**Schriftliche Aufgabe A**
Schreiben Sie die gespeicherten Dateneinträge vom ersten Eintrag bis einschließlich der Zeile mit „graduate-avatar-icon[interactable] xyxy=(72,238,128,296)“ wortgetreu ab.

---------- Lesetext

Ich empfinde keine Schadenfreude über das Unglück anderer, aber es ist schon erstaunlich, gerade einmal in der Lebensmitte angekommen zu sein und bereits den Zusammenbruch zweier gigantischer Weltanschauungen erlebt zu haben. Beide Systeme wurden von Leuten gestützt, die den Gipfel des Establishments erreicht hatten und wegen ihrer Stellung an der Spitze der Pyramide entsprechend angesehen waren. Tief in ihren Systemen verankert, wahrten sie den Schein bis zum letzten Tag. Am 19. Januar 1989 sagte Erich Honecker: »Die Mauer wird in fünfzig und auch in hundert Jahren noch bestehen bleiben.« Die Berliner Mauer fiel im November desselben Jahres. Der Präsident von Kaupþing beteuerte in einem Interview im TV-Nachrichtenmagazin Kastljós am 6. Oktober 2008, nachdem seine Bank von der Isländischen Zentralbank einen Notkredit erhalten hatte: »Wir stehen sehr gut da, und die Zentralbank wird ihr Geld mit Sicherheit zurückbekommen (…) Das kann ich, ohne rot zu werden, sagen.« Drei Tage später war die Kaupþing-Bank pleite.

Wenn ein System zusammenbricht, befreit sich die Sprache aus ihren Fesseln. Wörter, die eigentlich die Realität beschreiben sollten, schweben frei in der Luft und sind nicht mehr zutreffend. Lehrbücher werden über Nacht obsolet, und Rangordnungen verschieben sich. Auf einmal fällt es den Menschen schwer, Wörter und Begriffe zu finden, die ihrer Realität entsprechen.

Zwischen dem Höfði-Haus und dem Hauptsitz der Bank befindet sich eine Rasenfläche mit einem kümmerlichen Wäldchen, sechs Fichten und ein paar verdorrte Wollweide-Sträucher. Ich legte mich auf die Wiese zwischen den Gebäuden, blickte in den Himmel und überlegte, welches System wohl als Nächstes zusammenbrechen würde und welche große Vision darauf folgen könnte.

--------------------
---------- Daten

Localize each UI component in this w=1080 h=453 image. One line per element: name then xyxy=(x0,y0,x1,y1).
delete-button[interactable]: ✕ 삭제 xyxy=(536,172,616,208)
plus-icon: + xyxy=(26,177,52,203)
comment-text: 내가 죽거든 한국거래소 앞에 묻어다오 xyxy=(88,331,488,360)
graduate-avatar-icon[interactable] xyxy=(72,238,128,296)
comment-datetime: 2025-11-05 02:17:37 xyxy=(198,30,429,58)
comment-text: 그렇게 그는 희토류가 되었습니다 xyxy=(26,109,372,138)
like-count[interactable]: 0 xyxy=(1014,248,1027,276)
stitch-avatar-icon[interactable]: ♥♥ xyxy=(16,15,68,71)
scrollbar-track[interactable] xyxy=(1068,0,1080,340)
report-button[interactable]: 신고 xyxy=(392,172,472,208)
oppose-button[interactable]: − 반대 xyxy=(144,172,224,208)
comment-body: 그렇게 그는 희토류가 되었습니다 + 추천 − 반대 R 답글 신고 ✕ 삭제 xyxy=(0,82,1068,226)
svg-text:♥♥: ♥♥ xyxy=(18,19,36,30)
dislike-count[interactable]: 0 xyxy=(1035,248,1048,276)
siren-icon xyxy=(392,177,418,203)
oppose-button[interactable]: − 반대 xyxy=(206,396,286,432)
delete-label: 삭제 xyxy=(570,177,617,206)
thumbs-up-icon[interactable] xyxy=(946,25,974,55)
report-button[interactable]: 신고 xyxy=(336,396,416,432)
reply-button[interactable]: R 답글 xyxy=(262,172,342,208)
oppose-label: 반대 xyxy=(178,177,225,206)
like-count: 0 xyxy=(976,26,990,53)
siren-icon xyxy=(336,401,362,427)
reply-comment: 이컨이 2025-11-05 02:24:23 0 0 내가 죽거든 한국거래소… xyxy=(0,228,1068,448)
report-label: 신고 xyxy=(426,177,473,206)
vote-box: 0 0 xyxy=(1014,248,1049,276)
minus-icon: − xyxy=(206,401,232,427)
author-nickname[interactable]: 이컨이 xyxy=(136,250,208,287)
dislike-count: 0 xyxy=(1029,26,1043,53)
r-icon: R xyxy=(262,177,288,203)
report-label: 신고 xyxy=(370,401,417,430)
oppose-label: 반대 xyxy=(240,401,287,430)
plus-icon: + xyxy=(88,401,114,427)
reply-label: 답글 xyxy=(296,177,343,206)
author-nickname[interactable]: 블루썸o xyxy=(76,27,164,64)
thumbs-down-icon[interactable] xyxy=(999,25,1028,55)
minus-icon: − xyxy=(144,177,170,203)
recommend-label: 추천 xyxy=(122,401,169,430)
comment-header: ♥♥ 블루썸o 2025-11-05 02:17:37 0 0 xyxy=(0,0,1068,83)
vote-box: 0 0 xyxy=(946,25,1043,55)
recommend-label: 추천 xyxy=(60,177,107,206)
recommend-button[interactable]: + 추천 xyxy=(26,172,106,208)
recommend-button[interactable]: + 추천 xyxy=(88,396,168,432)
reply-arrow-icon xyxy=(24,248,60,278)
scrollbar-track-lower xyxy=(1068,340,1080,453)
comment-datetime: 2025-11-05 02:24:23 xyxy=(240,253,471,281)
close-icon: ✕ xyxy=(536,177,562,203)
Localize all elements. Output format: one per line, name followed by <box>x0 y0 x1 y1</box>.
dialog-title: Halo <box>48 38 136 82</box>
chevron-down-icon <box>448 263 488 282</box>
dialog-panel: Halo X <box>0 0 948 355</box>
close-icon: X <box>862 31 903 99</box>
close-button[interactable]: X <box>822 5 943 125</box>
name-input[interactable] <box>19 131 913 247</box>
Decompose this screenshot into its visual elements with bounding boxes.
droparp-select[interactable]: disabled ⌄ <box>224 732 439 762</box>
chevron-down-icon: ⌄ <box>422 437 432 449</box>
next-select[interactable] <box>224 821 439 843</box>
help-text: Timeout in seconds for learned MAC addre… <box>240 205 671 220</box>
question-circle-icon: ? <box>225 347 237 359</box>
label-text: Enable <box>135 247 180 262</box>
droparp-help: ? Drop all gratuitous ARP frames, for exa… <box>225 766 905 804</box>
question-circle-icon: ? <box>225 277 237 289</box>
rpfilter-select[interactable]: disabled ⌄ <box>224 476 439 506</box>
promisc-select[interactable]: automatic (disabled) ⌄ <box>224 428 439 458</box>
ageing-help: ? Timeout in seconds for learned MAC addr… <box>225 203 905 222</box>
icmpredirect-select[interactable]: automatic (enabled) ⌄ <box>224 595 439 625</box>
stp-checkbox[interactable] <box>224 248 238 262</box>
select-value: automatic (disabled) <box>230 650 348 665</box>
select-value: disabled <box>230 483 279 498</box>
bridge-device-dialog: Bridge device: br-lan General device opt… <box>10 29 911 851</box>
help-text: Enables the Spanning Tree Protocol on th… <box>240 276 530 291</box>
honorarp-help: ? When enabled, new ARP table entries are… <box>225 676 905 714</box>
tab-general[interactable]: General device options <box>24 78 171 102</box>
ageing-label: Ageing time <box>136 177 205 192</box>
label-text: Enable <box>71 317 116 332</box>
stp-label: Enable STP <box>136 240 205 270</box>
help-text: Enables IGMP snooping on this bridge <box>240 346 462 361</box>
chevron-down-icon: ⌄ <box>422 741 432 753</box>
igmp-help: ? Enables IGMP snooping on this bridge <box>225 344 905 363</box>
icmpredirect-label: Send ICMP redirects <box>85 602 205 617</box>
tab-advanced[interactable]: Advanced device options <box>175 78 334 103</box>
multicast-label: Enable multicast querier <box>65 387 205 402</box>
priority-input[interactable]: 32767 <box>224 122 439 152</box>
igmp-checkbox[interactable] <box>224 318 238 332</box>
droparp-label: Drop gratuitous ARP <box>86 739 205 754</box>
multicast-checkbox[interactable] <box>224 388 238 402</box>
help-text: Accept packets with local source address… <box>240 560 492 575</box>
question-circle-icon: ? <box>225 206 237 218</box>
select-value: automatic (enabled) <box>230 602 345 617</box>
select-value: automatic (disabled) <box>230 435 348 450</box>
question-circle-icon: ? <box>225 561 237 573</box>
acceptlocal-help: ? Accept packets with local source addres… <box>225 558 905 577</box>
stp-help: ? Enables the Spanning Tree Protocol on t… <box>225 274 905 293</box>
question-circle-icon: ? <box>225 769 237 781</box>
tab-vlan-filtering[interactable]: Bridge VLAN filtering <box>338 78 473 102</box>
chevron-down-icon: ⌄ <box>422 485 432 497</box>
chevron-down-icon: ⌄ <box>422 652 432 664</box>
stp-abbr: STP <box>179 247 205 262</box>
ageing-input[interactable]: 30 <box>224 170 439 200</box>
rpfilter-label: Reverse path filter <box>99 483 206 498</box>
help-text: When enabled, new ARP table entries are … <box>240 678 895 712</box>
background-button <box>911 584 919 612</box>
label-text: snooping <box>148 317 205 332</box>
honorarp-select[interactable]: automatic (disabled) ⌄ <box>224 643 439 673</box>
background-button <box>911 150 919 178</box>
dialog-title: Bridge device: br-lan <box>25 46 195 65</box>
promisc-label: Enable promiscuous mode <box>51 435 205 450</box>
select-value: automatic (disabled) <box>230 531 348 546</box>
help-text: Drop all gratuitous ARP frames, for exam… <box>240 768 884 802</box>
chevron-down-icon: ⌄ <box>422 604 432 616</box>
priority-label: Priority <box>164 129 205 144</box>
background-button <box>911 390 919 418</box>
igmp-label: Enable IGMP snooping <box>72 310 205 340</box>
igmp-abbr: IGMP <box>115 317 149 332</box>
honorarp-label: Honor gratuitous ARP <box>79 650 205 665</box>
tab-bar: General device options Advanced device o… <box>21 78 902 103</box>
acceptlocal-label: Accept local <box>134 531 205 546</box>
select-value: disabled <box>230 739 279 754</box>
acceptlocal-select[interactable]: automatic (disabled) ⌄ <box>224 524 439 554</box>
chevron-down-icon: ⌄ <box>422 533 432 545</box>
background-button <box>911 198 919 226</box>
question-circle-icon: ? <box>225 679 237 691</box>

--------------------

**Schriftliche Aufgabe B**
Führen Sie den Text über den Zusammenbruch zweier Weltanschauungen im Anschluss an seinen letzten Satz fort.

**Erwartete Antwort A**
Localize each UI component in this w=1080 h=453 image. One line per element: name then xyxy=(x0,y0,x1,y1).
delete-button[interactable]: ✕ 삭제 xyxy=(536,172,616,208)
plus-icon: + xyxy=(26,177,52,203)
comment-text: 내가 죽거든 한국거래소 앞에 묻어다오 xyxy=(88,331,488,360)
graduate-avatar-icon[interactable] xyxy=(72,238,128,296)

**Erwartete Antwort B**
Wissenschaftler haben uns aufgezeigt, dass die Grundlage unseres Lebens, die Erde selbst, kollabiert. Die wesentlichen Ideologien des 20. Jahrhunderts betrachteten die Erde und die Natur als billigen, unbegrenzten Rohstoff. Man dachte, die Erdatmosphäre könne endlos Emissionen aufnehmen, das Meer könne endlos Müll aufnehmen, die Böden könnten durch mehr Dünger endlos Erträge liefern, die Tiere könnten endlos weiterziehen, während der Mensch sich immer mehr Lebensraum nimmt.

Wenn sich die Prognosen der Wissenschaftler über die Zukunft der Ozeane, der Atmosphäre und der Wettersysteme, über die Zukunft der Gletscher und Küstenregionen als richtig erweisen, müssen wir uns fragen, welche Wörter Themen einer solchen Größenordnung erfassen können. Welche Welterklärung kann das bewältigen? Was soll ich lesen? Milton Friedman, Konfuzius, Karl Marx, die Offenbarung des Johannes, den Koran oder die Veden? Wie lassen sich unsere Begehrlichkeiten zügeln, unser Konsum und unsere Profitgier, die das Biosystem der Erde allen Messungen zufolge bezwingen werden?

Man kann sagen, dieses Buch handelt von »Wasser und Zeit«. In den nächsten hundert Jahren wird sich der Zustand des Wassers auf der Erde grundlegend verändern. Die meisten Gletscher außerhalb der Pole werden beträchtlich schmelzen, der Meeresspiegel wird steigen, die Erdtemperatur wird sich erhöhen, begleitet von Dürren und Überflutungen, und der pH-Wert des Ozeans wird sich stärker verändern als in den letzten 50 Millionen Jahren. All dies wird sich während der Lebenszeit eines Kindes abspielen, das heute auf die Welt kommt und wie meine Großmutter 95 Jahre alt wird.

Die größten Kräfte der Erde haben die geologische Zeitskala verlassen und verändern sich nun auf einer menschlichen Skala. Veränderungen, die bislang hunderttausend Jahre brauchten, geschehen jetzt in hundert Jahren. Ein solches Tempo ist sagenhaft; es betrifft das gesamte Leben auf der Erde und die Grundfesten all dessen, was wir denken, entscheiden, produzieren und glauben. Es betrifft alle, die wir kennen, und alle, die wir lieben. Die Veränderungen, denen wir gegenüberstehen, sind komplexer als die meisten Dinge, mit denen wir uns normalerweise beschäftigen. Sie übersteigen all unsere bisherigen Erfahrungen, sie übersteigen die Sprache und die Metaphern, die wir benutzen, um unsere Realität zu verstehen.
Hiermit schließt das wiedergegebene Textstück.